● WHAT IS REQUIRED:
Look through the lines below and state how many hold the word "text". Write only the number.

————————

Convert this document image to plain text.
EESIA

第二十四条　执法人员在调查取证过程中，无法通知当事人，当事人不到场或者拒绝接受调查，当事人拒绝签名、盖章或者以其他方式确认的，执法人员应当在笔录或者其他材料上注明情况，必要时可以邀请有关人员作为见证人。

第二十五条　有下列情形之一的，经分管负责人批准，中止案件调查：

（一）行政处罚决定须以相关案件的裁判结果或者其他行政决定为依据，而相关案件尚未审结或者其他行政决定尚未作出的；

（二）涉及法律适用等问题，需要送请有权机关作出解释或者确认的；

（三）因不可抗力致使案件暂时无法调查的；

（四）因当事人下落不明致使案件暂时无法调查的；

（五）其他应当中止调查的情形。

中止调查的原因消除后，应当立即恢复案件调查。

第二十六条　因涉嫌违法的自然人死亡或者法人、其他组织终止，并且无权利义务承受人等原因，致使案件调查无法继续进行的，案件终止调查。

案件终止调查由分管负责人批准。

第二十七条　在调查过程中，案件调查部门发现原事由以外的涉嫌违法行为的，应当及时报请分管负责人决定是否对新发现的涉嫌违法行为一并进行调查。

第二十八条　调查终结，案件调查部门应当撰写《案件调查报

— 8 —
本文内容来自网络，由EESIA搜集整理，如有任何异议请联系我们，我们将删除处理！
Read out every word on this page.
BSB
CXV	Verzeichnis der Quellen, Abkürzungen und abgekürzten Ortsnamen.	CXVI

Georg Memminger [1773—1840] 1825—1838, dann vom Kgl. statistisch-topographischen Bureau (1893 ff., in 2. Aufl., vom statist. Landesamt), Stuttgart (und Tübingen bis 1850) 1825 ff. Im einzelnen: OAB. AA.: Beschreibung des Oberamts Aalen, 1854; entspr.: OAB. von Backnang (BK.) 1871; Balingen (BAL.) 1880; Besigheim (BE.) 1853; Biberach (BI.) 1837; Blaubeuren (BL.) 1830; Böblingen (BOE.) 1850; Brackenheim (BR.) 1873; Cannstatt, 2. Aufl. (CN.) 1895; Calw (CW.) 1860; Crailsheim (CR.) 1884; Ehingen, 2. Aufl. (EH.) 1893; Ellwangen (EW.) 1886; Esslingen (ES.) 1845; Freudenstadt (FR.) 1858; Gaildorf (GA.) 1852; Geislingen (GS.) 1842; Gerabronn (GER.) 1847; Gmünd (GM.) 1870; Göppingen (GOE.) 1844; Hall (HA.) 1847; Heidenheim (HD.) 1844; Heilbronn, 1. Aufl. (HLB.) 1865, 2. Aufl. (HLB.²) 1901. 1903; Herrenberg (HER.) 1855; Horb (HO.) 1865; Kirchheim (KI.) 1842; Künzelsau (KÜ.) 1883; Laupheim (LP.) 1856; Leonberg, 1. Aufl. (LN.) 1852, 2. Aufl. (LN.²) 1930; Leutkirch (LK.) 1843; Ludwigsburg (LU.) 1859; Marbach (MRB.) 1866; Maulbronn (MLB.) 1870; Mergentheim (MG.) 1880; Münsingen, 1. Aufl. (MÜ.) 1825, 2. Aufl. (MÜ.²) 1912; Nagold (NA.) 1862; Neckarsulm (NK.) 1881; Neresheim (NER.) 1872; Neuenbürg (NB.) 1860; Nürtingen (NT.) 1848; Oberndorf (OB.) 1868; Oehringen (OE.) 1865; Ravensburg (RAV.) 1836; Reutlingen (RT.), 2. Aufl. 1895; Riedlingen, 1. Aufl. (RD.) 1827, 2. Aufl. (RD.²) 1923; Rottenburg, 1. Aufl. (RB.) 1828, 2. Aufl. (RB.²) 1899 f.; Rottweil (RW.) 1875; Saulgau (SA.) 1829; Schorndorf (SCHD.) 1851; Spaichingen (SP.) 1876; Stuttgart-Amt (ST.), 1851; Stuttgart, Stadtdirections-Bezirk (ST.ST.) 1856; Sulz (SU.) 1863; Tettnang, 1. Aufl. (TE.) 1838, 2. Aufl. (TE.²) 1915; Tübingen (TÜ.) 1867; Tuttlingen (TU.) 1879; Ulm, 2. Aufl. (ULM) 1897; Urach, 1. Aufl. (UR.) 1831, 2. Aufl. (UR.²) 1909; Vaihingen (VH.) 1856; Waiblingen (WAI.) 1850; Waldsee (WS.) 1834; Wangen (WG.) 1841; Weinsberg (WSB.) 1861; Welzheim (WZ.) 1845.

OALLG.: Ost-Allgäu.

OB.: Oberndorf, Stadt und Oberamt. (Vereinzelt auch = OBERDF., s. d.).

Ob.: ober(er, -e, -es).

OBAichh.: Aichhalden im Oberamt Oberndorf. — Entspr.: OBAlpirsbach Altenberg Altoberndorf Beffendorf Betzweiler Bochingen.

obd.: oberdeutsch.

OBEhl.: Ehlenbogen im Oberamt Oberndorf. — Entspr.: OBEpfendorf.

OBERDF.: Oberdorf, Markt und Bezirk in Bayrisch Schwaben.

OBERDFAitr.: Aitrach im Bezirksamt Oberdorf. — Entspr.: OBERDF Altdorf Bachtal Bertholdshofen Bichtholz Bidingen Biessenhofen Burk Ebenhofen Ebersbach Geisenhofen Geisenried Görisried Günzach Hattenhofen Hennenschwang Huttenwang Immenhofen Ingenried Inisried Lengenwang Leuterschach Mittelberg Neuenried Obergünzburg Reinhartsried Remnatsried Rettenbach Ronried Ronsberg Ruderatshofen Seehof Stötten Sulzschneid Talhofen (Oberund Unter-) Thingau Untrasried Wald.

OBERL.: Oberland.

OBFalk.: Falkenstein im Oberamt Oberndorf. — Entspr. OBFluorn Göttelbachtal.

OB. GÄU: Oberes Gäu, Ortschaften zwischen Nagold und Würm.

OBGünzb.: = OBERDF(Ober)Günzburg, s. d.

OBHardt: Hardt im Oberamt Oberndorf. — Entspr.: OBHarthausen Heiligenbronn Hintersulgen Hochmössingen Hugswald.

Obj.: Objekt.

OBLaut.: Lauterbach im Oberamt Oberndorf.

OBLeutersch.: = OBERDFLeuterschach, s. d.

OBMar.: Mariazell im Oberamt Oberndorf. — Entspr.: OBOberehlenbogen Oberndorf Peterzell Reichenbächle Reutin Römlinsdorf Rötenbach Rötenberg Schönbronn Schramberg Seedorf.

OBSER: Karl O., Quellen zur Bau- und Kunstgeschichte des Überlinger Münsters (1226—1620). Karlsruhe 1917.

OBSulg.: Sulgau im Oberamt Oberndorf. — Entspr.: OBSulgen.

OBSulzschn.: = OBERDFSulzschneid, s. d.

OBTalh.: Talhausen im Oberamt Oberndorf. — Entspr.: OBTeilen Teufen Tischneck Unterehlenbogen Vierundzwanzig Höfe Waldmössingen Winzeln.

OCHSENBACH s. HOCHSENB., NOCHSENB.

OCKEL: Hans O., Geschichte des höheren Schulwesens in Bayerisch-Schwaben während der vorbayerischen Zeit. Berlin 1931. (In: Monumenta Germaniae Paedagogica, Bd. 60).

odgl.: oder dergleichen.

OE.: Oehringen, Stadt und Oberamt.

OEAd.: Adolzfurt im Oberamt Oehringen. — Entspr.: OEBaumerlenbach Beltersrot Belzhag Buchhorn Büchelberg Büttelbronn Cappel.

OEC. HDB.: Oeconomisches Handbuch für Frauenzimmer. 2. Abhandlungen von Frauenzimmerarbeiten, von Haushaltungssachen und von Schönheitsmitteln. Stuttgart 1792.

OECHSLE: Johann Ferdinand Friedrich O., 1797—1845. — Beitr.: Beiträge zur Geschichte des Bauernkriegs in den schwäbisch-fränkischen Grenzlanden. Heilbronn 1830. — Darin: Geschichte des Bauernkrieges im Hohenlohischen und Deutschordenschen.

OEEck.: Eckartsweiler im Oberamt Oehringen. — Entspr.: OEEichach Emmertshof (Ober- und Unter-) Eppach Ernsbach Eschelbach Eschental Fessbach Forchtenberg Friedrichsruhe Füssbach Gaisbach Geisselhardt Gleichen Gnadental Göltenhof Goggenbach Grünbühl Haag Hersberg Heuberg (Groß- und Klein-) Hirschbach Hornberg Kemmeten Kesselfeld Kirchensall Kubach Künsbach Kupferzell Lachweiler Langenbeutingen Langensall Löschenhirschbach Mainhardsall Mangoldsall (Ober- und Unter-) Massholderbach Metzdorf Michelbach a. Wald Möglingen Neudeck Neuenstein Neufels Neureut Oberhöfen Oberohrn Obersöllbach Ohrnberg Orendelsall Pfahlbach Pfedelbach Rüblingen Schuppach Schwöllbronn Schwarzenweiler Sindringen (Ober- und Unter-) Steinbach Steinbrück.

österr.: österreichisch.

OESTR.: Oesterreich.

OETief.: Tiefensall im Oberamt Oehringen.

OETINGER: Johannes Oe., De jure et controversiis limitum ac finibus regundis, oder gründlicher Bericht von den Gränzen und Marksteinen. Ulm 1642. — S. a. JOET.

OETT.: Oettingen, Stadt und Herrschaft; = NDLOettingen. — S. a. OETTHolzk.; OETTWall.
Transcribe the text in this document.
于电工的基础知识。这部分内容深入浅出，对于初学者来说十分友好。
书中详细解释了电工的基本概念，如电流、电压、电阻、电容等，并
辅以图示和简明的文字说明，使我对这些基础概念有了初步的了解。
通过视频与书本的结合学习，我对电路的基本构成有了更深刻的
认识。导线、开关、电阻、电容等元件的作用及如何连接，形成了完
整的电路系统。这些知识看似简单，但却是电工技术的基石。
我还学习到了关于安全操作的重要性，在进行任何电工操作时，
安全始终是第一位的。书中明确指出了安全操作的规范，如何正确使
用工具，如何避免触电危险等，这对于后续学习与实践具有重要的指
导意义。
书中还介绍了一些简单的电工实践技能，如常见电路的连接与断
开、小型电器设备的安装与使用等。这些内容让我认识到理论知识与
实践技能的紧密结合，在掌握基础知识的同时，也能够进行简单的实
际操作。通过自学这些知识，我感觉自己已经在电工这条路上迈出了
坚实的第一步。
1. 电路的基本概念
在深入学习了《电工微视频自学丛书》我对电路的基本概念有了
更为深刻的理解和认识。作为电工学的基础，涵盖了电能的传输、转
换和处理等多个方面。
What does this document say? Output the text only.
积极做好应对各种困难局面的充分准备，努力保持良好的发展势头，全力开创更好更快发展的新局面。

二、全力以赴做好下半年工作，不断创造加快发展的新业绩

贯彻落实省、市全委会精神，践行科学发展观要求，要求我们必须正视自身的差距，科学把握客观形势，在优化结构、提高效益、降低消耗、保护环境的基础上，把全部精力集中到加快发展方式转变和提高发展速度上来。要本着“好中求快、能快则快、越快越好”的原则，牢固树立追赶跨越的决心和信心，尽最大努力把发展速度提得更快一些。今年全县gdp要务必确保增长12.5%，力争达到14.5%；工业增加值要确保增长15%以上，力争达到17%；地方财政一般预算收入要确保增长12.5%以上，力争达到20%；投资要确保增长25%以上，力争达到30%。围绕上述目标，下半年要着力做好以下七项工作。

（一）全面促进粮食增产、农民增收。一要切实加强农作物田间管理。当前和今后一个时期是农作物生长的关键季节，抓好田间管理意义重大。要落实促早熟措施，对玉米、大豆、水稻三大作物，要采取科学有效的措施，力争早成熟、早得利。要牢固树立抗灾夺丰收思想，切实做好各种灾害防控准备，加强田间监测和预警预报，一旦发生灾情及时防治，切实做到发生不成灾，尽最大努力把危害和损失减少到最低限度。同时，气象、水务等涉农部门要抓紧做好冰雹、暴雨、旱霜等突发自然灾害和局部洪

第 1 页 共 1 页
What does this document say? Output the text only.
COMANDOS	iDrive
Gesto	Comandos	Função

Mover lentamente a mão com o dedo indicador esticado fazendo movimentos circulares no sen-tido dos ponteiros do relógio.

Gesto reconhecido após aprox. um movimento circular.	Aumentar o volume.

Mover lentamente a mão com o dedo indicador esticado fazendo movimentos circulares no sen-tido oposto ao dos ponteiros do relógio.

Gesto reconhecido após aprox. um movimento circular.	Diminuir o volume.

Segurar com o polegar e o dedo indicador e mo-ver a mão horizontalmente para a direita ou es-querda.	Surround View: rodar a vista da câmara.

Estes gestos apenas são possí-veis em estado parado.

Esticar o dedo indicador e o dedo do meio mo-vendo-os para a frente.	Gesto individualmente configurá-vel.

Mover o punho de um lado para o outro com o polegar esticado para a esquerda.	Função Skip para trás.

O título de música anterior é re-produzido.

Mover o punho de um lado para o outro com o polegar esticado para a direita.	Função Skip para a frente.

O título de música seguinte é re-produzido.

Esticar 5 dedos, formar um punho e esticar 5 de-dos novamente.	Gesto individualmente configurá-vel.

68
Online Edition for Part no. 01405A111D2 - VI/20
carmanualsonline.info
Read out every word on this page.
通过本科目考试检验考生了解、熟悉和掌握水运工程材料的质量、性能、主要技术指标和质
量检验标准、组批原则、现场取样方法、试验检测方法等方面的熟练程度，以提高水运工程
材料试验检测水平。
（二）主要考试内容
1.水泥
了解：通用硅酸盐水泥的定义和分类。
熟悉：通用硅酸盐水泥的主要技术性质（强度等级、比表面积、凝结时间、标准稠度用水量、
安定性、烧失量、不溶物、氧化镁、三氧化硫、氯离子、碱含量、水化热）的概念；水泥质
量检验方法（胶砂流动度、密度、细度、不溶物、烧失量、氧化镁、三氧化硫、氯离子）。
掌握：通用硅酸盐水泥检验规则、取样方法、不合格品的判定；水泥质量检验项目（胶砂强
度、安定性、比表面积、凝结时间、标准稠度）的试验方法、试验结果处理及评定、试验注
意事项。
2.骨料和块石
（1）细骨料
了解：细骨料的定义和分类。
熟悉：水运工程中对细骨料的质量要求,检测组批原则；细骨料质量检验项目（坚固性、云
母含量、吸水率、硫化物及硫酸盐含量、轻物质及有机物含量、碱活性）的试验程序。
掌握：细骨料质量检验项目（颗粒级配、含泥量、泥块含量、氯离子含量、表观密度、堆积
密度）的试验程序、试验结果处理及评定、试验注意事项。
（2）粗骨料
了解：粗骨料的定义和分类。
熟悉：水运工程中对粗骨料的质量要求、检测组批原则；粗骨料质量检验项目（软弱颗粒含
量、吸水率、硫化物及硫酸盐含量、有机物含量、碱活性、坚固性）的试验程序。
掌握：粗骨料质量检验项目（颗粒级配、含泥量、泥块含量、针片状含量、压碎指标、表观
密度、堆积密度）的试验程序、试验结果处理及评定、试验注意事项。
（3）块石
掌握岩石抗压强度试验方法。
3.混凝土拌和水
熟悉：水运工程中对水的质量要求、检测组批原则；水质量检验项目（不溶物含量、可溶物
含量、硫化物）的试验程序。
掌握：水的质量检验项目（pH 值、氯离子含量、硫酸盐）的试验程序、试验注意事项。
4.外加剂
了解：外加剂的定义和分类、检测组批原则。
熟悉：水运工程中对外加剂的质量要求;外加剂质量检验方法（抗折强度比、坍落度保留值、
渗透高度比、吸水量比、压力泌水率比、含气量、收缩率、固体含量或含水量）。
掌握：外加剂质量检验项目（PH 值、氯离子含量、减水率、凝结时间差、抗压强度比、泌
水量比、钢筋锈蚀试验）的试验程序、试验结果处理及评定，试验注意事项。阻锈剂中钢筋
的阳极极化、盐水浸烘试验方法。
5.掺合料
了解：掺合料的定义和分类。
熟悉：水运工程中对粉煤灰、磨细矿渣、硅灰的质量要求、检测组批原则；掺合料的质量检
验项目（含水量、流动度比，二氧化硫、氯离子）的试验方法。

————————

● FINAL ANSWER:
4